(PROVIDED RECORDS Opens)

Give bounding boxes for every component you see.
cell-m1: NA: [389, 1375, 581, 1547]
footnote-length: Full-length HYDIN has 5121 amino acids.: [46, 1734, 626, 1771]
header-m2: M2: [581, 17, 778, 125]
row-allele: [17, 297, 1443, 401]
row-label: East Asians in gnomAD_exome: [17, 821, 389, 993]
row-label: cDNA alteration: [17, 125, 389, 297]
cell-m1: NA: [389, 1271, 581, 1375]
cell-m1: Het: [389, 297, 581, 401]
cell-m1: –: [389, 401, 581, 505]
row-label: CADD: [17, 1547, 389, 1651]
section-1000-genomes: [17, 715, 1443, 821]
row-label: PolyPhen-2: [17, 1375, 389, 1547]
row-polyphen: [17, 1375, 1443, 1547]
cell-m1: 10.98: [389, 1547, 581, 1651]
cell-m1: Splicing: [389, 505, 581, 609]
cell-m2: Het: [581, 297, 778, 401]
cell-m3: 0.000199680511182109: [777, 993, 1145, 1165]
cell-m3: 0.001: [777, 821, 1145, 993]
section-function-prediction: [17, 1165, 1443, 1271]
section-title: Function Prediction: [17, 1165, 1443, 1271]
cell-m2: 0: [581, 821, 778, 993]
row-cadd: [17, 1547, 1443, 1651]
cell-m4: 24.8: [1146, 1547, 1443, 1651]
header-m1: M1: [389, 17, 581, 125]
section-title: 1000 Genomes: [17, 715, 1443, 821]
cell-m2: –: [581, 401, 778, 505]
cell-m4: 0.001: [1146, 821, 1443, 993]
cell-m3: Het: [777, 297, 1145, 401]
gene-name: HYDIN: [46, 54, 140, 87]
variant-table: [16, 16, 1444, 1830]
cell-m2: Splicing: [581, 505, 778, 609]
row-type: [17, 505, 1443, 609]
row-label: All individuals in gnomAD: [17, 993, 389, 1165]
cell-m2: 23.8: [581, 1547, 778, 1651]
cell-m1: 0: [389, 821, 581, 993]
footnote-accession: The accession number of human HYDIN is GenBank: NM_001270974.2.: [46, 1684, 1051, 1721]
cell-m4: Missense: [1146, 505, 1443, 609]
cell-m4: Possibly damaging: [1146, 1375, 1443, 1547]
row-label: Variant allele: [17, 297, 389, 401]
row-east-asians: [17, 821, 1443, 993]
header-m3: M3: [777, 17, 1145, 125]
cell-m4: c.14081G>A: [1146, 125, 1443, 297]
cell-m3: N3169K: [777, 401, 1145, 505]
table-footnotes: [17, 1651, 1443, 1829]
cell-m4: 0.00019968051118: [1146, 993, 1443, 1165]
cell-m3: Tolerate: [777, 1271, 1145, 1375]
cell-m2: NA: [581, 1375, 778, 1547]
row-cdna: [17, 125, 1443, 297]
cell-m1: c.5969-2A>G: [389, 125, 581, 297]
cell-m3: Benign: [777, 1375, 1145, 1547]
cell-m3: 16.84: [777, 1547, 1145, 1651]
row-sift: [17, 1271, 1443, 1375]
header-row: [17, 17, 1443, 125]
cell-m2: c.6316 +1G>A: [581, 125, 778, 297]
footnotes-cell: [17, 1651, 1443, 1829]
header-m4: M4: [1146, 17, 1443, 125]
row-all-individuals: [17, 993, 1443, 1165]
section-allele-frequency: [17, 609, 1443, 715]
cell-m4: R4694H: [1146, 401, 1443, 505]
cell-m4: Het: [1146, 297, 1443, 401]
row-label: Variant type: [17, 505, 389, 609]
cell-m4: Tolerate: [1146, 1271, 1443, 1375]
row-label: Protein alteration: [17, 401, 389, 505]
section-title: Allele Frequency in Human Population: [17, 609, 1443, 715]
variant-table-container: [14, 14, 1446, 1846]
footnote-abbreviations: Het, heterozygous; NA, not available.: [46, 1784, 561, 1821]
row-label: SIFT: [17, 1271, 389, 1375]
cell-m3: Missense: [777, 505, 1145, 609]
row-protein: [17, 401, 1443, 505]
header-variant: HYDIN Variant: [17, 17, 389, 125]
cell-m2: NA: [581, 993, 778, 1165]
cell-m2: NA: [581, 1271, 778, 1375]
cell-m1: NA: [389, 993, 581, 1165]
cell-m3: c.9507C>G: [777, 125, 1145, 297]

(PROVIDED RECORDS Closes)

PROBLEM REQUIREMENTS:
Precisely as given, transcribe all of the entries above.

EXERCISE OUTPUT:
Give bounding boxes for every component you see.
cell-m1: NA: [389, 1375, 581, 1547]
footnote-length: Full-length HYDIN has 5121 amino acids.: [46, 1734, 626, 1771]
header-m2: M2: [581, 17, 778, 125]
row-allele: [17, 297, 1443, 401]
row-label: East Asians in gnomAD_exome: [17, 821, 389, 993]
row-label: cDNA alteration: [17, 125, 389, 297]
cell-m1: NA: [389, 1271, 581, 1375]
cell-m1: Het: [389, 297, 581, 401]
cell-m1: –: [389, 401, 581, 505]
row-label: CADD: [17, 1547, 389, 1651]
section-1000-genomes: [17, 715, 1443, 821]
row-label: PolyPhen-2: [17, 1375, 389, 1547]
row-polyphen: [17, 1375, 1443, 1547]
cell-m1: 10.98: [389, 1547, 581, 1651]
cell-m1: Splicing: [389, 505, 581, 609]
cell-m2: Het: [581, 297, 778, 401]
cell-m3: 0.000199680511182109: [777, 993, 1145, 1165]
cell-m3: 0.001: [777, 821, 1145, 993]
section-function-prediction: [17, 1165, 1443, 1271]
section-title: Function Prediction: [17, 1165, 1443, 1271]
cell-m2: 0: [581, 821, 778, 993]
row-cadd: [17, 1547, 1443, 1651]
cell-m4: 24.8: [1146, 1547, 1443, 1651]
header-m1: M1: [389, 17, 581, 125]
section-title: 1000 Genomes: [17, 715, 1443, 821]
cell-m2: –: [581, 401, 778, 505]
cell-m4: 0.001: [1146, 821, 1443, 993]
cell-m3: Het: [777, 297, 1145, 401]
gene-name: HYDIN: [46, 54, 140, 87]
variant-table: [16, 16, 1444, 1830]
cell-m2: Splicing: [581, 505, 778, 609]
row-type: [17, 505, 1443, 609]
row-label: All individuals in gnomAD: [17, 993, 389, 1165]
cell-m2: 23.8: [581, 1547, 778, 1651]
cell-m1: 0: [389, 821, 581, 993]
footnote-accession: The accession number of human HYDIN is GenBank: NM_001270974.2.: [46, 1684, 1051, 1721]
cell-m4: Missense: [1146, 505, 1443, 609]
cell-m4: Possibly damaging: [1146, 1375, 1443, 1547]
row-label: Variant allele: [17, 297, 389, 401]
row-east-asians: [17, 821, 1443, 993]
header-m3: M3: [777, 17, 1145, 125]
cell-m4: c.14081G>A: [1146, 125, 1443, 297]
cell-m3: N3169K: [777, 401, 1145, 505]
table-footnotes: [17, 1651, 1443, 1829]
cell-m4: 0.00019968051118: [1146, 993, 1443, 1165]
cell-m3: Tolerate: [777, 1271, 1145, 1375]
cell-m2: NA: [581, 1375, 778, 1547]
row-cdna: [17, 125, 1443, 297]
cell-m1: c.5969-2A>G: [389, 125, 581, 297]
cell-m3: Benign: [777, 1375, 1145, 1547]
cell-m3: 16.84: [777, 1547, 1145, 1651]
row-sift: [17, 1271, 1443, 1375]
header-row: [17, 17, 1443, 125]
cell-m2: c.6316 +1G>A: [581, 125, 778, 297]
footnotes-cell: [17, 1651, 1443, 1829]
header-m4: M4: [1146, 17, 1443, 125]
row-all-individuals: [17, 993, 1443, 1165]
section-allele-frequency: [17, 609, 1443, 715]
cell-m4: R4694H: [1146, 401, 1443, 505]
cell-m4: Het: [1146, 297, 1443, 401]
row-label: Variant type: [17, 505, 389, 609]
cell-m4: Tolerate: [1146, 1271, 1443, 1375]
row-label: Protein alteration: [17, 401, 389, 505]
section-title: Allele Frequency in Human Population: [17, 609, 1443, 715]
variant-table-container: [14, 14, 1446, 1846]
footnote-abbreviations: Het, heterozygous; NA, not available.: [46, 1784, 561, 1821]
row-label: SIFT: [17, 1271, 389, 1375]
cell-m3: Missense: [777, 505, 1145, 609]
row-protein: [17, 401, 1443, 505]
header-variant: HYDIN Variant: [17, 17, 389, 125]
cell-m2: NA: [581, 993, 778, 1165]
cell-m2: NA: [581, 1271, 778, 1375]
cell-m1: NA: [389, 993, 581, 1165]
cell-m3: c.9507C>G: [777, 125, 1145, 297]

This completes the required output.